## To be done
Count the lines containing "policy" in the entries underneath, and state that count without anything else.

## Records provided
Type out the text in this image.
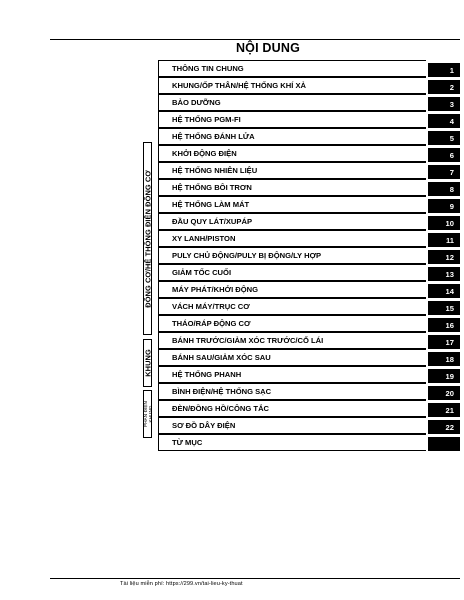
NỘI DUNG
ĐỘNG CƠ/HỆ THỐNG ĐIỆN ĐỘNG CƠ
KHUNG
PHẦN ĐIỆN KHUNG
THÔNG TIN CHUNG	1
KHUNG/ỐP THÂN/HỆ THỐNG KHÍ XẢ	2
BẢO DƯỠNG	3
HỆ THỐNG PGM-FI	4
HỆ THỐNG ĐÁNH LỬA	5
KHỞI ĐỘNG ĐIỆN	6
HỆ THỐNG NHIÊN LIỆU	7
HỆ THỐNG BÔI TRƠN	8
HỆ THỐNG LÀM MÁT	9
ĐẦU QUY LÁT/XUPÁP	10
XY LANH/PISTON	11
PULY CHỦ ĐỘNG/PULY BỊ ĐỘNG/LY HỢP	12
GIẢM TỐC CUỐI	13
MÁY PHÁT/KHỞI ĐỘNG	14
VÁCH MÁY/TRỤC CƠ	15
THÁO/RÁP ĐỘNG CƠ	16
BÁNH TRƯỚC/GIẢM XÓC TRƯỚC/CỔ LÁI	17
BÁNH SAU/GIẢM XÓC SAU	18
HỆ THỐNG PHANH	19
BÌNH ĐIỆN/HỆ THỐNG SẠC	20
ĐÈN/ĐỒNG HỒ/CÔNG TẮC	21
SƠ ĐỒ DÂY ĐIỆN	22
TỪ MỤC
Tài liệu miễn phí: https://299.vn/tai-lieu-ky-thuat
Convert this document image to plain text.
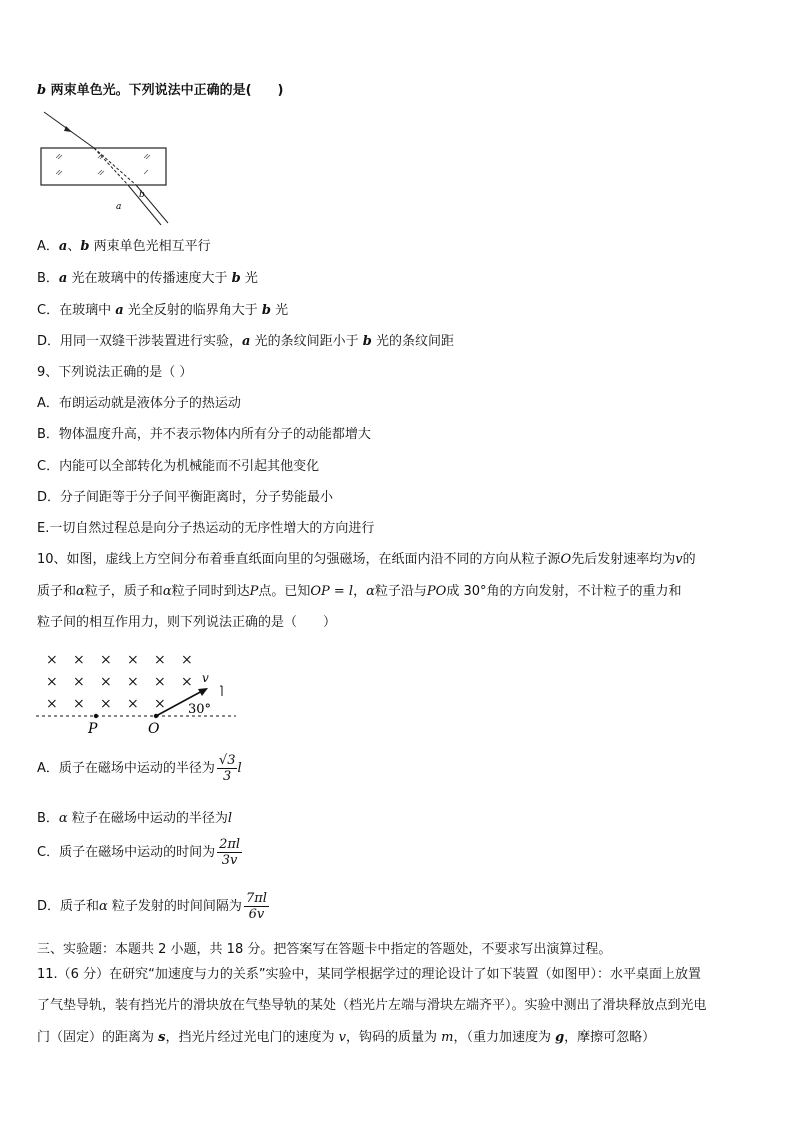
b 两束单色光。下列说法中正确的是(　　)
a
b
A．a、b 两束单色光相互平行
B．a 光在玻璃中的传播速度大于 b 光
C．在玻璃中 a 光全反射的临界角大于 b 光
D．用同一双缝干涉装置进行实验，a 光的条纹间距小于 b 光的条纹间距
9、下列说法正确的是（ ）
A．布朗运动就是液体分子的热运动
B．物体温度升高，并不表示物体内所有分子的动能都增大
C．内能可以全部转化为机械能而不引起其他变化
D．分子间距等于分子间平衡距离时，分子势能最小
E.一切自然过程总是向分子热运动的无序性增大的方向进行
10、如图，虚线上方空间分布着垂直纸面向里的匀强磁场，在纸面内沿不同的方向从粒子源O先后发射速率均为v的
质子和α粒子，质子和α粒子同时到达P点。已知OP = l，α粒子沿与PO成 30°角的方向发射，不计粒子的重力和
粒子间的相互作用力，则下列说法正确的是（　　）
× × × × × ×
× × × × × ×
× × × × ×
v
30°
P	O
A．质子在磁场中运动的半径为 $\frac{√3}{3}$ l
B．α 粒子在磁场中运动的半径为l
C．质子在磁场中运动的时间为 $\frac{2\pi l}{3v}$
D．质子和α 粒子发射的时间间隔为 $\frac{7\pi l}{6v}$
三、实验题：本题共 2 小题，共 18 分。把答案写在答题卡中指定的答题处，不要求写出演算过程。
11.（6 分）在研究“加速度与力的关系”实验中，某同学根据学过的理论设计了如下装置（如图甲）：水平桌面上放置
了气垫导轨，装有挡光片的滑块放在气垫导轨的某处（档光片左端与滑块左端齐平）。实验中测出了滑块释放点到光电
门（固定）的距离为 s，挡光片经过光电门的速度为 v，钩码的质量为 m，（重力加速度为 g，摩擦可忽略）
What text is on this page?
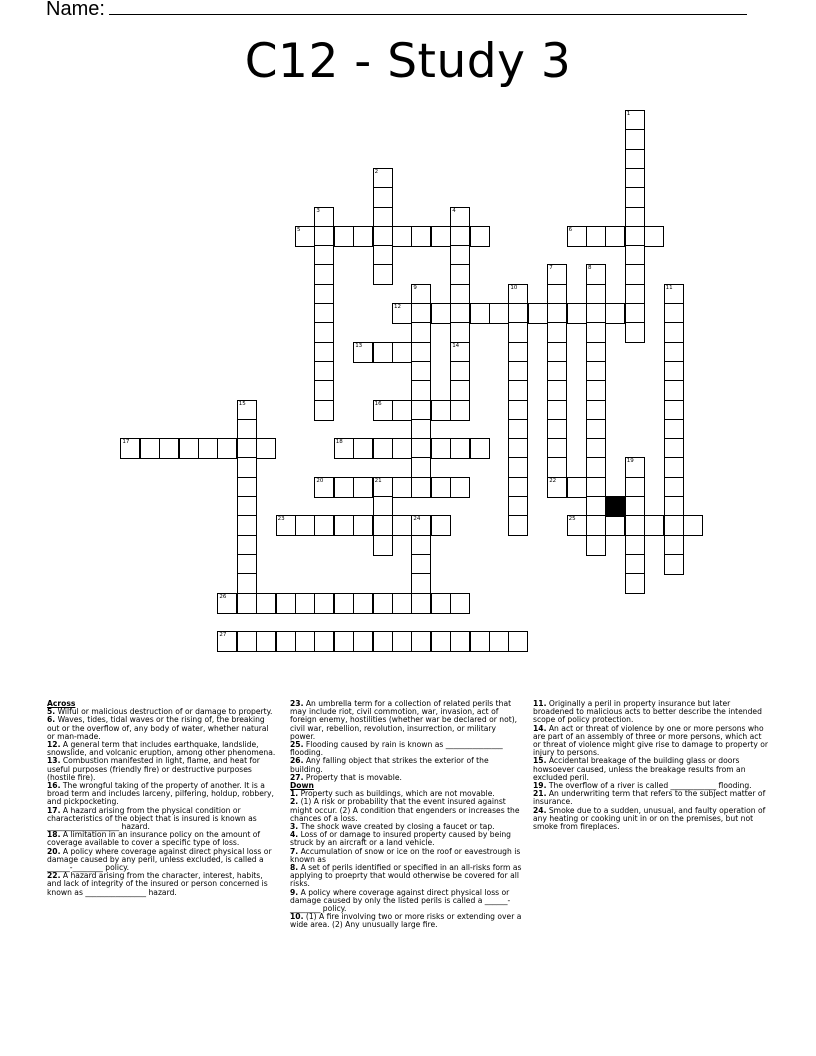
Name:
C12 - Study 3
1
2
3	4
14
5	6
7	8
9	10	11
12
13
15	16
17	18
19
20	21	22
23	24	25
26
27

Across

5. Wilful or malicious destruction of or damage to property.

6. Waves, tides, tidal waves or the rising of, the breaking out or the overflow of, any body of water, whether natural or man-made.

12. A general term that includes earthquake, landslide, snowslide, and volcanic eruption, among other phenomena.

13. Combustion manifested in light, flame, and heat for useful purposes (friendly fire) or destructive purposes (hostile fire).

16. The wrongful taking of the property of another. It is a broad term and includes larceny, pilfering, holdup, robbery, and pickpocketing.

17. A hazard arising from the physical condition or characteristics of the object that is insured is known as ___________________ hazard.

18. A limitation in an insurance policy on the amount of coverage available to cover a specific type of loss.

20. A policy where coverage against direct physical loss or damage caused by any peril, unless excluded, is called a ______-________ policy.

22. A hazard arising from the character, interest, habits, and lack of integrity of the insured or person concerned is known as ________________ hazard.

23. An umbrella term for a collection of related perils that may include riot, civil commotion, war, invasion, act of foreign enemy, hostilities (whether war be declared or not), civil war, rebellion, revolution, insurrection, or military power.

25. Flooding caused by rain is known as _______________ flooding.

26. Any falling object that strikes the exterior of the building.

27. Property that is movable.

Down

1. Property such as buildings, which are not movable.

2. (1) A risk or probability that the event insured against might occur. (2) A condition that engenders or increases the chances of a loss.

3. The shock wave created by closing a faucet or tap.

4. Loss of or damage to insured property caused by being struck by an aircraft or a land vehicle.

7. Accumulation of snow or ice on the roof or eavestrough is known as

8. A set of perils identified or specified in an all-risks form as applying to proeprty that would otherwise be covered for all risks.

9. A policy where coverage against direct physical loss or damage caused by only the listed perils is called a ______-________ policy.

10. (1) A fire involving two or more risks or extending over a wide area. (2) Any unusually large fire.

11. Originally a peril in property insurance but later broadened to malicious acts to better describe the intended scope of policy protection.

14. An act or threat of violence by one or more persons who are part of an assembly of three or more persons, which act or threat of violence might give rise to damage to property or injury to persons.

15. Accidental breakage of the building glass or doors howsoever caused, unless the breakage results from an excluded peril.

19. The overflow of a river is called ____________ flooding.

21. An underwriting term that refers to the subject matter of insurance.

24. Smoke due to a sudden, unusual, and faulty operation of any heating or cooking unit in or on the premises, but not smoke from fireplaces.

## Reply to the task
4